• [Records shown]:
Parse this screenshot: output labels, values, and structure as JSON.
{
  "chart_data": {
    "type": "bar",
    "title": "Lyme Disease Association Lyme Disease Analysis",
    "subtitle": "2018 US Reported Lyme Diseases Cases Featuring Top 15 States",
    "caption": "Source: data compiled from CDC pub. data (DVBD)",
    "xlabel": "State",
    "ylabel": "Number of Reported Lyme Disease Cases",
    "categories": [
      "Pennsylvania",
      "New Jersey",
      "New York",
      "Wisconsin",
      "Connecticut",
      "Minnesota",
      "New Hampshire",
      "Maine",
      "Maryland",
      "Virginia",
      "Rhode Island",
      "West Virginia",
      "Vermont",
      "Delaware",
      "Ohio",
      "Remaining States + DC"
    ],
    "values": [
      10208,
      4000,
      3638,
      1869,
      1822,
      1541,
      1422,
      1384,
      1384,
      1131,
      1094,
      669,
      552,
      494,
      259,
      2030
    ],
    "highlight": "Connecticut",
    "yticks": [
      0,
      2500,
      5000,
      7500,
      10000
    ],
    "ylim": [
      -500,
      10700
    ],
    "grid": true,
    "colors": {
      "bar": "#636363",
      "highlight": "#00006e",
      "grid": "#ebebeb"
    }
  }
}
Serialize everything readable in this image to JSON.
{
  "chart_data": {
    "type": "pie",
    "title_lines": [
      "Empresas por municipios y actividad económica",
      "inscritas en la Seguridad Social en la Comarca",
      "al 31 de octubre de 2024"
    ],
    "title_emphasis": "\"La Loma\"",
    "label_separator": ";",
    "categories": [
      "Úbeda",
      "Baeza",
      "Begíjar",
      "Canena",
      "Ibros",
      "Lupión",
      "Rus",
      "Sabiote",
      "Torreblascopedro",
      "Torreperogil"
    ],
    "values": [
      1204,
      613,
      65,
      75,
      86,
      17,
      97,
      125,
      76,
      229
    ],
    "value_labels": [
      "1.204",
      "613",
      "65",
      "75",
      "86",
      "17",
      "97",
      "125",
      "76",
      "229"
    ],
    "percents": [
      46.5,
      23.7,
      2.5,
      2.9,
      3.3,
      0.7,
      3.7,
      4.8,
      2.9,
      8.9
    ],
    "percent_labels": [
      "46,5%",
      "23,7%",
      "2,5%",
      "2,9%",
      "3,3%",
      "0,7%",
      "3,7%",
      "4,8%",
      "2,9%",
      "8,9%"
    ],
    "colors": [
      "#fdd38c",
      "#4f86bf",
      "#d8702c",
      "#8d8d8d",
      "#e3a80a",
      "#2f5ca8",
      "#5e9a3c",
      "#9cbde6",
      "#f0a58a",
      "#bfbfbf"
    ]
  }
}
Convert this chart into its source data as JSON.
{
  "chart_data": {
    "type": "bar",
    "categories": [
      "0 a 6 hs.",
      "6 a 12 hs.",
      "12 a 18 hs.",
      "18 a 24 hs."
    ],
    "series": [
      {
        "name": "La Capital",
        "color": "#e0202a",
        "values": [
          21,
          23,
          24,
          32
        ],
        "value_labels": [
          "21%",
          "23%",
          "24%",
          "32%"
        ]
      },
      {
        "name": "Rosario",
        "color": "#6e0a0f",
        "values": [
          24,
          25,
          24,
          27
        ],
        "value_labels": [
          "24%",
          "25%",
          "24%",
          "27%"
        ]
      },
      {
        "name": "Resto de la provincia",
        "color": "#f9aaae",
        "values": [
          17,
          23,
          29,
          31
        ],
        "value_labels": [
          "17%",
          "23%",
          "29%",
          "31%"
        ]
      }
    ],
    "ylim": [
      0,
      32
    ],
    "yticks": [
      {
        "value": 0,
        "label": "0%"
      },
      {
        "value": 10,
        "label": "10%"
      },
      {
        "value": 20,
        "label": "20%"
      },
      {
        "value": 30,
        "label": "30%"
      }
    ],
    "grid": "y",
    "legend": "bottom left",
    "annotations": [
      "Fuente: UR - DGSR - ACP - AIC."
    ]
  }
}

• [Given exercise]:
Retype every entry word for word.

• [Exercise output]:
Parse this screenshot: output labels, values, and structure as JSON.
{
  "chart_data": {
    "type": "bar",
    "title": "Lyme Disease Association Lyme Disease Analysis",
    "subtitle": "2018 US Reported Lyme Diseases Cases Featuring Top 15 States",
    "caption": "Source: data compiled from CDC pub. data (DVBD)",
    "xlabel": "State",
    "ylabel": "Number of Reported Lyme Disease Cases",
    "categories": [
      "Pennsylvania",
      "New Jersey",
      "New York",
      "Wisconsin",
      "Connecticut",
      "Minnesota",
      "New Hampshire",
      "Maine",
      "Maryland",
      "Virginia",
      "Rhode Island",
      "West Virginia",
      "Vermont",
      "Delaware",
      "Ohio",
      "Remaining States + DC"
    ],
    "values": [
      10208,
      4000,
      3638,
      1869,
      1822,
      1541,
      1422,
      1384,
      1384,
      1131,
      1094,
      669,
      552,
      494,
      259,
      2030
    ],
    "highlight": "Connecticut",
    "yticks": [
      0,
      2500,
      5000,
      7500,
      10000
    ],
    "ylim": [
      -500,
      10700
    ],
    "grid": true,
    "colors": {
      "bar": "#636363",
      "highlight": "#00006e",
      "grid": "#ebebeb"
    }
  }
}
Serialize everything readable in this image to JSON.
{
  "chart_data": {
    "type": "pie",
    "title_lines": [
      "Empresas por municipios y actividad económica",
      "inscritas en la Seguridad Social en la Comarca",
      "al 31 de octubre de 2024"
    ],
    "title_emphasis": "\"La Loma\"",
    "label_separator": ";",
    "categories": [
      "Úbeda",
      "Baeza",
      "Begíjar",
      "Canena",
      "Ibros",
      "Lupión",
      "Rus",
      "Sabiote",
      "Torreblascopedro",
      "Torreperogil"
    ],
    "values": [
      1204,
      613,
      65,
      75,
      86,
      17,
      97,
      125,
      76,
      229
    ],
    "value_labels": [
      "1.204",
      "613",
      "65",
      "75",
      "86",
      "17",
      "97",
      "125",
      "76",
      "229"
    ],
    "percents": [
      46.5,
      23.7,
      2.5,
      2.9,
      3.3,
      0.7,
      3.7,
      4.8,
      2.9,
      8.9
    ],
    "percent_labels": [
      "46,5%",
      "23,7%",
      "2,5%",
      "2,9%",
      "3,3%",
      "0,7%",
      "3,7%",
      "4,8%",
      "2,9%",
      "8,9%"
    ],
    "colors": [
      "#fdd38c",
      "#4f86bf",
      "#d8702c",
      "#8d8d8d",
      "#e3a80a",
      "#2f5ca8",
      "#5e9a3c",
      "#9cbde6",
      "#f0a58a",
      "#bfbfbf"
    ]
  }
}
Convert this chart into its source data as JSON.
{
  "chart_data": {
    "type": "bar",
    "categories": [
      "0 a 6 hs.",
      "6 a 12 hs.",
      "12 a 18 hs.",
      "18 a 24 hs."
    ],
    "series": [
      {
        "name": "La Capital",
        "color": "#e0202a",
        "values": [
          21,
          23,
          24,
          32
        ],
        "value_labels": [
          "21%",
          "23%",
          "24%",
          "32%"
        ]
      },
      {
        "name": "Rosario",
        "color": "#6e0a0f",
        "values": [
          24,
          25,
          24,
          27
        ],
        "value_labels": [
          "24%",
          "25%",
          "24%",
          "27%"
        ]
      },
      {
        "name": "Resto de la provincia",
        "color": "#f9aaae",
        "values": [
          17,
          23,
          29,
          31
        ],
        "value_labels": [
          "17%",
          "23%",
          "29%",
          "31%"
        ]
      }
    ],
    "ylim": [
      0,
      32
    ],
    "yticks": [
      {
        "value": 0,
        "label": "0%"
      },
      {
        "value": 10,
        "label": "10%"
      },
      {
        "value": 20,
        "label": "20%"
      },
      {
        "value": 30,
        "label": "30%"
      }
    ],
    "grid": "y",
    "legend": "bottom left",
    "annotations": [
      "Fuente: UR - DGSR - ACP - AIC."
    ]
  }
}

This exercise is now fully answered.